◆ DATASET EXTRACT:

start

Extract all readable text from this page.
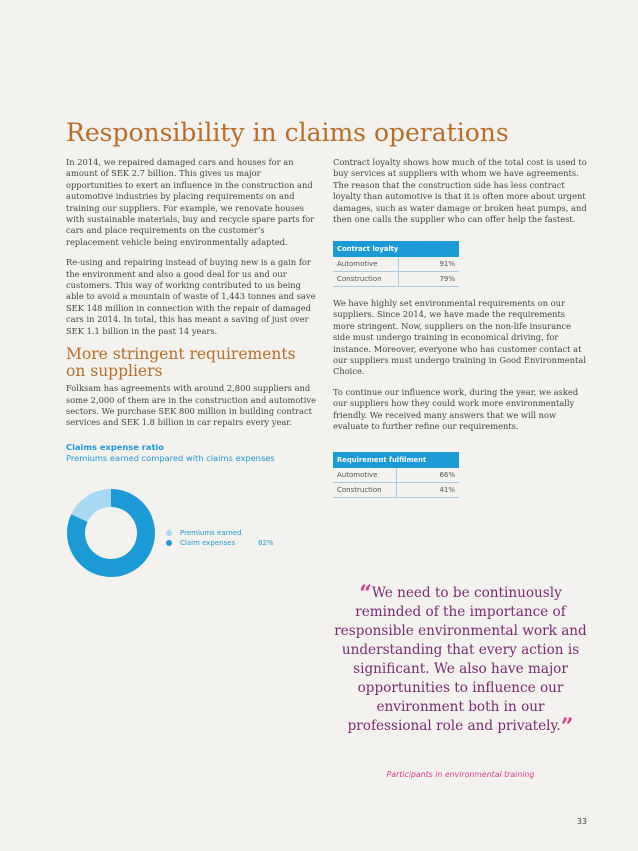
Responsibility in claims operations

In 2014, we repaired damaged cars and houses for an amount of SEK 2.7 billion. This gives us major opportunities to exert an influence in the construction and automotive industries by placing requirements on and training our suppliers. For example, we renovate houses with sustainable materials, buy and recycle spare parts for cars and place requirements on the customer’s replacement vehicle being environmentally adapted.

Re-using and repairing instead of buying new is a gain for the environment and also a good deal for us and our customers. This way of working contributed to us being able to avoid a mountain of waste of 1,443 tonnes and save SEK 148 million in connection with the repair of damaged cars in 2014. In total, this has meant a saving of just over SEK 1.1 billion in the past 14 years.

More stringent requirements on suppliers

Folksam has agreements with around 2,800 suppliers and some 2,000 of them are in the construction and automotive sectors. We purchase SEK 800 million in building contract services and SEK 1.8 billion in car repairs every year.

Claims expense ratio
Premiums earned compared with claims expenses
Premiums earned
Claim expenses	82%

Contract loyalty shows how much of the total cost is used to buy services at suppliers with whom we have agreements. The reason that the construction side has less contract loyalty than automotive is that it is often more about urgent damages, such as water damage or broken heat pumps, and then one calls the supplier who can offer help the fastest.

Contract loyalty	
Automotive	91%
Construction	79%

We have highly set environmental requirements on our suppliers. Since 2014, we have made the requirements more stringent. Now, suppliers on the non-life insurance side must undergo training in economical driving, for instance. Moreover, everyone who has customer contact at our suppliers must undergo training in Good Environmental Choice.

To continue our influence work, during the year, we asked our suppliers how they could work more environmentally friendly. We received many answers that we will now evaluate to further refine our requirements.

Requirement fulfilment	
Automotive	66%
Construction	41%
“We need to be continuously reminded of the importance of responsible environmental work and understanding that every action is significant. We also have major opportunities to influence our environment both in our professional role and privately.”
Participants in environmental training
33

end

Copy each line above where the string "earned" occurs.

Premiums earned compared with claims expenses
Premiums earned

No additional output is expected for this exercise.